Here are some records; return them all exactly.
________________________
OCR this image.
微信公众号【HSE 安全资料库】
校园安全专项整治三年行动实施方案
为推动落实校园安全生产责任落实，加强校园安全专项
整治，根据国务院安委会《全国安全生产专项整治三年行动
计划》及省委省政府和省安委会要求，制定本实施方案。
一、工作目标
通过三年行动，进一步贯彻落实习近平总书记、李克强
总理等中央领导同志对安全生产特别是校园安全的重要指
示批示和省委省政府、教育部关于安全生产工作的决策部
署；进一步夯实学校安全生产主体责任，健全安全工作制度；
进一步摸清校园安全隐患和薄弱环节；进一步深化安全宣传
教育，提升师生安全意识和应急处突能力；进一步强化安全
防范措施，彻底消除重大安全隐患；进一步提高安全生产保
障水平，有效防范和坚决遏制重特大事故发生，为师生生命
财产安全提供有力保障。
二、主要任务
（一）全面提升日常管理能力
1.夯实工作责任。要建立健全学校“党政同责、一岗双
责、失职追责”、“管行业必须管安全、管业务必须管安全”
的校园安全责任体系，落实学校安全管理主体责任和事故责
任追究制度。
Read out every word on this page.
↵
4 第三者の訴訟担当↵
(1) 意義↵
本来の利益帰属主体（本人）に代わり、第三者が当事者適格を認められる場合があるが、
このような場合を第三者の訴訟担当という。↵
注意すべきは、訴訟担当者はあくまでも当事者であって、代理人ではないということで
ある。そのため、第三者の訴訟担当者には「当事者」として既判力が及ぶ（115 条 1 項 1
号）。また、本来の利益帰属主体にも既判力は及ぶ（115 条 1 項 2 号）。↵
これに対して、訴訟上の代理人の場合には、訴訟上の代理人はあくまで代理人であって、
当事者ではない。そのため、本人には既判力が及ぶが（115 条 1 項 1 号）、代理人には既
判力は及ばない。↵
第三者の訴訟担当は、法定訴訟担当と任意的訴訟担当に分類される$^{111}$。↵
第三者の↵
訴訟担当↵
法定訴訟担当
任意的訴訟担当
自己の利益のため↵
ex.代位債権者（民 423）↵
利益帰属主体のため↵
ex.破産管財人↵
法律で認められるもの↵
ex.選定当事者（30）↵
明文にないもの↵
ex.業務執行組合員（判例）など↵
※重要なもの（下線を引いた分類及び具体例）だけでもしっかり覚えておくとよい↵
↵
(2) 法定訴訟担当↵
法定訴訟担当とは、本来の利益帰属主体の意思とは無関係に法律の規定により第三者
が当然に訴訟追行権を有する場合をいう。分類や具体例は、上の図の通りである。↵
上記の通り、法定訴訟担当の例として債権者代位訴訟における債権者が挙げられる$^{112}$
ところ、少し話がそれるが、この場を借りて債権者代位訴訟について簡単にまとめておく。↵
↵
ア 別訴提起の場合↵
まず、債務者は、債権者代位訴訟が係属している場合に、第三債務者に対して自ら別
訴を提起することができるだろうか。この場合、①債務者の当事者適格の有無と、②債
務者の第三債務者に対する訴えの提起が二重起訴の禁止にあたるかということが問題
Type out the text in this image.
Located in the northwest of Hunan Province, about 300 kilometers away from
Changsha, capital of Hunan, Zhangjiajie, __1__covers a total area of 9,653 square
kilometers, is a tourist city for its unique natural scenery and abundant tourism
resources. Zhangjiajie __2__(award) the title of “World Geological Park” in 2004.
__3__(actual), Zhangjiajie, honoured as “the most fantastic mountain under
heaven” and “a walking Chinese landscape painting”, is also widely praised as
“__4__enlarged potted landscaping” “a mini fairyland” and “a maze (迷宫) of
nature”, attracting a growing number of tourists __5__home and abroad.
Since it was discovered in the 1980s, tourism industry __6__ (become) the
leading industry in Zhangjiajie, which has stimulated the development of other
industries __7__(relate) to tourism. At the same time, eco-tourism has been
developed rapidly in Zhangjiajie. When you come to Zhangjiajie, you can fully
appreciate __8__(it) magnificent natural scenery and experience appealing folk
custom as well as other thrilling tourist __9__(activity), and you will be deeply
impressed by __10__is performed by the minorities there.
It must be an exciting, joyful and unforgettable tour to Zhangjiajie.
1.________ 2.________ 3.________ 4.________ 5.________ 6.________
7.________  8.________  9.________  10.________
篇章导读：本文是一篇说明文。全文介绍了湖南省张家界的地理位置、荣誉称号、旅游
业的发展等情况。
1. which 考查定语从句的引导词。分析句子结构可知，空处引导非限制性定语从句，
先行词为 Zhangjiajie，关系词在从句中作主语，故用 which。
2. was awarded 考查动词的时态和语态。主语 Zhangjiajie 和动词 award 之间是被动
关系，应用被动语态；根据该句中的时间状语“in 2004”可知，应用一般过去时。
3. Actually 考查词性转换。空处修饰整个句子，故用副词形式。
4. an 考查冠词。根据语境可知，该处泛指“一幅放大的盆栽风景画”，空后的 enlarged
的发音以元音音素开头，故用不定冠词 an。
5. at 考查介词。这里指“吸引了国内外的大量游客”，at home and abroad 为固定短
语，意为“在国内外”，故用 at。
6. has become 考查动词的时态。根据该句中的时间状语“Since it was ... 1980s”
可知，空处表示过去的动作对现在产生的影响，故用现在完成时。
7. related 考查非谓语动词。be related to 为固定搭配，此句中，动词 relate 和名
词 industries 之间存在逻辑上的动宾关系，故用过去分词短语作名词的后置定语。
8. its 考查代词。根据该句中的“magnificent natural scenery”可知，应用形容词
________________________
## Answer to this exercise:
OCR this image.
微信公众号【HSE 安全资料库】
校园安全专项整治三年行动实施方案
为推动落实校园安全生产责任落实，加强校园安全专项
整治，根据国务院安委会《全国安全生产专项整治三年行动
计划》及省委省政府和省安委会要求，制定本实施方案。
一、工作目标
通过三年行动，进一步贯彻落实习近平总书记、李克强
总理等中央领导同志对安全生产特别是校园安全的重要指
示批示和省委省政府、教育部关于安全生产工作的决策部
署；进一步夯实学校安全生产主体责任，健全安全工作制度；
进一步摸清校园安全隐患和薄弱环节；进一步深化安全宣传
教育，提升师生安全意识和应急处突能力；进一步强化安全
防范措施，彻底消除重大安全隐患；进一步提高安全生产保
障水平，有效防范和坚决遏制重特大事故发生，为师生生命
财产安全提供有力保障。
二、主要任务
（一）全面提升日常管理能力
1.夯实工作责任。要建立健全学校“党政同责、一岗双
责、失职追责”、“管行业必须管安全、管业务必须管安全”
的校园安全责任体系，落实学校安全管理主体责任和事故责
任追究制度。
Read out every word on this page.
↵
4 第三者の訴訟担当↵
(1) 意義↵
本来の利益帰属主体（本人）に代わり、第三者が当事者適格を認められる場合があるが、
このような場合を第三者の訴訟担当という。↵
注意すべきは、訴訟担当者はあくまでも当事者であって、代理人ではないということで
ある。そのため、第三者の訴訟担当者には「当事者」として既判力が及ぶ（115 条 1 項 1
号）。また、本来の利益帰属主体にも既判力は及ぶ（115 条 1 項 2 号）。↵
これに対して、訴訟上の代理人の場合には、訴訟上の代理人はあくまで代理人であって、
当事者ではない。そのため、本人には既判力が及ぶが（115 条 1 項 1 号）、代理人には既
判力は及ばない。↵
第三者の訴訟担当は、法定訴訟担当と任意的訴訟担当に分類される$^{111}$。↵
第三者の↵
訴訟担当↵
法定訴訟担当
任意的訴訟担当
自己の利益のため↵
ex.代位債権者（民 423）↵
利益帰属主体のため↵
ex.破産管財人↵
法律で認められるもの↵
ex.選定当事者（30）↵
明文にないもの↵
ex.業務執行組合員（判例）など↵
※重要なもの（下線を引いた分類及び具体例）だけでもしっかり覚えておくとよい↵
↵
(2) 法定訴訟担当↵
法定訴訟担当とは、本来の利益帰属主体の意思とは無関係に法律の規定により第三者
が当然に訴訟追行権を有する場合をいう。分類や具体例は、上の図の通りである。↵
上記の通り、法定訴訟担当の例として債権者代位訴訟における債権者が挙げられる$^{112}$
ところ、少し話がそれるが、この場を借りて債権者代位訴訟について簡単にまとめておく。↵
↵
ア 別訴提起の場合↵
まず、債務者は、債権者代位訴訟が係属している場合に、第三債務者に対して自ら別
訴を提起することができるだろうか。この場合、①債務者の当事者適格の有無と、②債
務者の第三債務者に対する訴えの提起が二重起訴の禁止にあたるかということが問題
Type out the text in this image.
Located in the northwest of Hunan Province, about 300 kilometers away from
Changsha, capital of Hunan, Zhangjiajie, __1__covers a total area of 9,653 square
kilometers, is a tourist city for its unique natural scenery and abundant tourism
resources. Zhangjiajie __2__(award) the title of “World Geological Park” in 2004.
__3__(actual), Zhangjiajie, honoured as “the most fantastic mountain under
heaven” and “a walking Chinese landscape painting”, is also widely praised as
“__4__enlarged potted landscaping” “a mini fairyland” and “a maze (迷宫) of
nature”, attracting a growing number of tourists __5__home and abroad.
Since it was discovered in the 1980s, tourism industry __6__ (become) the
leading industry in Zhangjiajie, which has stimulated the development of other
industries __7__(relate) to tourism. At the same time, eco-tourism has been
developed rapidly in Zhangjiajie. When you come to Zhangjiajie, you can fully
appreciate __8__(it) magnificent natural scenery and experience appealing folk
custom as well as other thrilling tourist __9__(activity), and you will be deeply
impressed by __10__is performed by the minorities there.
It must be an exciting, joyful and unforgettable tour to Zhangjiajie.
1.________ 2.________ 3.________ 4.________ 5.________ 6.________
7.________  8.________  9.________  10.________
篇章导读：本文是一篇说明文。全文介绍了湖南省张家界的地理位置、荣誉称号、旅游
业的发展等情况。
1. which 考查定语从句的引导词。分析句子结构可知，空处引导非限制性定语从句，
先行词为 Zhangjiajie，关系词在从句中作主语，故用 which。
2. was awarded 考查动词的时态和语态。主语 Zhangjiajie 和动词 award 之间是被动
关系，应用被动语态；根据该句中的时间状语“in 2004”可知，应用一般过去时。
3. Actually 考查词性转换。空处修饰整个句子，故用副词形式。
4. an 考查冠词。根据语境可知，该处泛指“一幅放大的盆栽风景画”，空后的 enlarged
的发音以元音音素开头，故用不定冠词 an。
5. at 考查介词。这里指“吸引了国内外的大量游客”，at home and abroad 为固定短
语，意为“在国内外”，故用 at。
6. has become 考查动词的时态。根据该句中的时间状语“Since it was ... 1980s”
可知，空处表示过去的动作对现在产生的影响，故用现在完成时。
7. related 考查非谓语动词。be related to 为固定搭配，此句中，动词 relate 和名
词 industries 之间存在逻辑上的动宾关系，故用过去分词短语作名词的后置定语。
8. its 考查代词。根据该句中的“magnificent natural scenery”可知，应用形容词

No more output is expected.